# START OF Input material

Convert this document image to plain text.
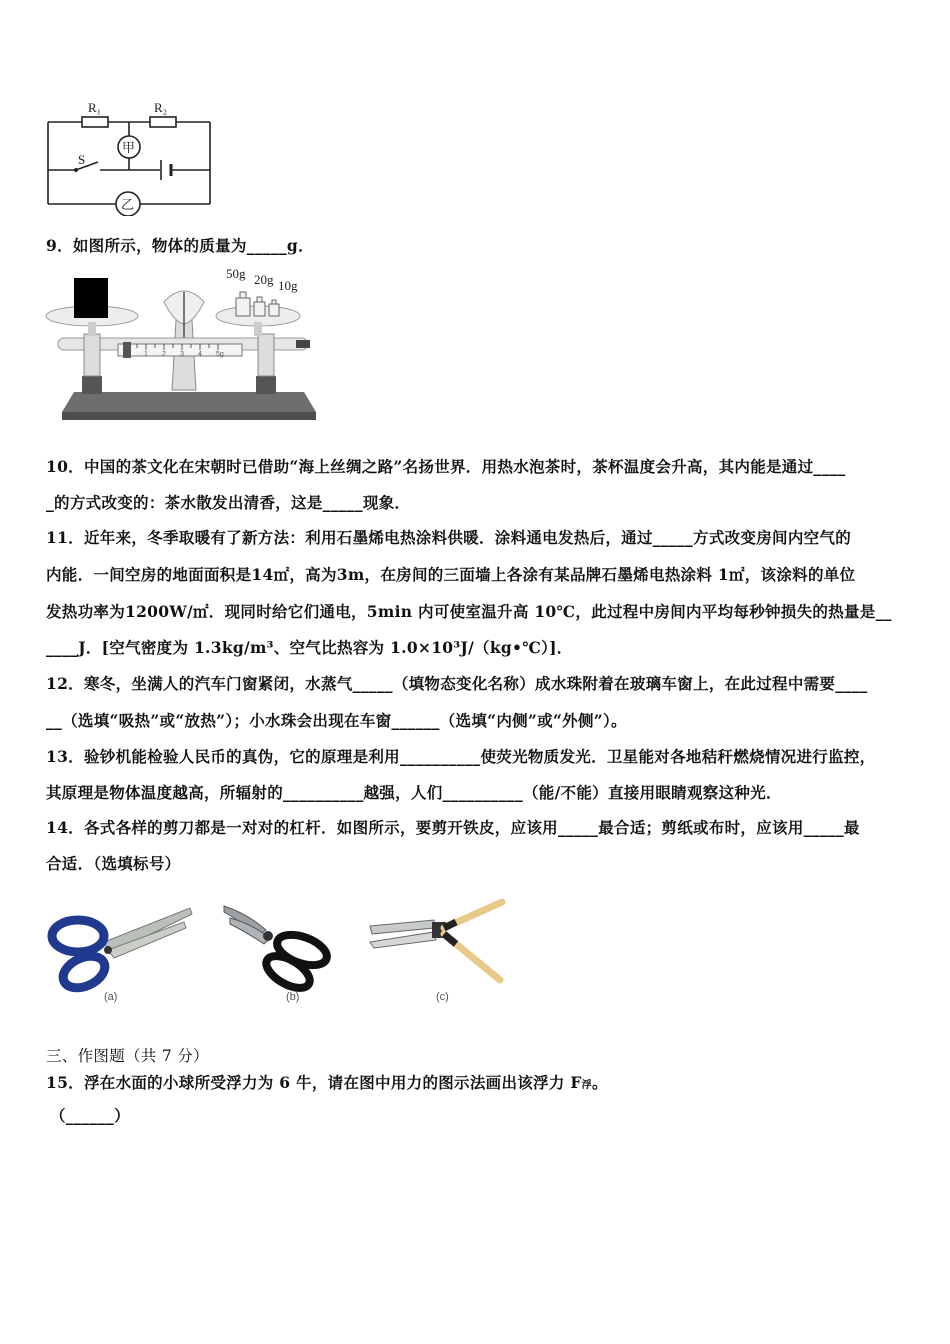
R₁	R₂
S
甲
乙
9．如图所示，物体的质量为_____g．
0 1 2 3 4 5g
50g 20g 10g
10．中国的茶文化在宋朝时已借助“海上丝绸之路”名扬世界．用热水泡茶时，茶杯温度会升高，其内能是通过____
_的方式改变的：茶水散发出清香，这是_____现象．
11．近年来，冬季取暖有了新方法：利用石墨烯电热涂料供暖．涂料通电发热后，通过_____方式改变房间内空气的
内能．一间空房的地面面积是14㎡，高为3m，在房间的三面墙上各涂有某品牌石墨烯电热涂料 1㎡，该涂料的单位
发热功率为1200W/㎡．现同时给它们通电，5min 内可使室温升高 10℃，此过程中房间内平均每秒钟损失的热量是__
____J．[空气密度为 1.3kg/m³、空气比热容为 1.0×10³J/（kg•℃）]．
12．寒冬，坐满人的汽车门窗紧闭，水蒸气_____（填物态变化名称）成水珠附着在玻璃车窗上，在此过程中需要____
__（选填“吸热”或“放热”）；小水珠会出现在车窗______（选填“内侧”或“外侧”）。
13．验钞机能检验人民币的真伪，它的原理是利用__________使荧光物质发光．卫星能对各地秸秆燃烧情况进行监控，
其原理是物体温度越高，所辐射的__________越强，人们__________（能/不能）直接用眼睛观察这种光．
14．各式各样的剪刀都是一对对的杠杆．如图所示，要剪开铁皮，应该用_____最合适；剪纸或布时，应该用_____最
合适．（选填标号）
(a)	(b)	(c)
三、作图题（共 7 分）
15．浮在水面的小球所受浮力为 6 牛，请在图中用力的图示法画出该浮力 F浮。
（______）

# END OF Input material

What you have to do — Without the pictures, copy the material exactly as given.

The response —
Convert this document image to plain text.
R₁	R₂
S
甲
乙
9．如图所示，物体的质量为_____g．
0 1 2 3 4 5g
50g 20g 10g
10．中国的茶文化在宋朝时已借助“海上丝绸之路”名扬世界．用热水泡茶时，茶杯温度会升高，其内能是通过____
_的方式改变的：茶水散发出清香，这是_____现象．
11．近年来，冬季取暖有了新方法：利用石墨烯电热涂料供暖．涂料通电发热后，通过_____方式改变房间内空气的
内能．一间空房的地面面积是14㎡，高为3m，在房间的三面墙上各涂有某品牌石墨烯电热涂料 1㎡，该涂料的单位
发热功率为1200W/㎡．现同时给它们通电，5min 内可使室温升高 10℃，此过程中房间内平均每秒钟损失的热量是__
____J．[空气密度为 1.3kg/m³、空气比热容为 1.0×10³J/（kg•℃）]．
12．寒冬，坐满人的汽车门窗紧闭，水蒸气_____（填物态变化名称）成水珠附着在玻璃车窗上，在此过程中需要____
__（选填“吸热”或“放热”）；小水珠会出现在车窗______（选填“内侧”或“外侧”）。
13．验钞机能检验人民币的真伪，它的原理是利用__________使荧光物质发光．卫星能对各地秸秆燃烧情况进行监控，
其原理是物体温度越高，所辐射的__________越强，人们__________（能/不能）直接用眼睛观察这种光．
14．各式各样的剪刀都是一对对的杠杆．如图所示，要剪开铁皮，应该用_____最合适；剪纸或布时，应该用_____最
合适．（选填标号）
(a)	(b)	(c)
三、作图题（共 7 分）
15．浮在水面的小球所受浮力为 6 牛，请在图中用力的图示法画出该浮力 F浮。
（______）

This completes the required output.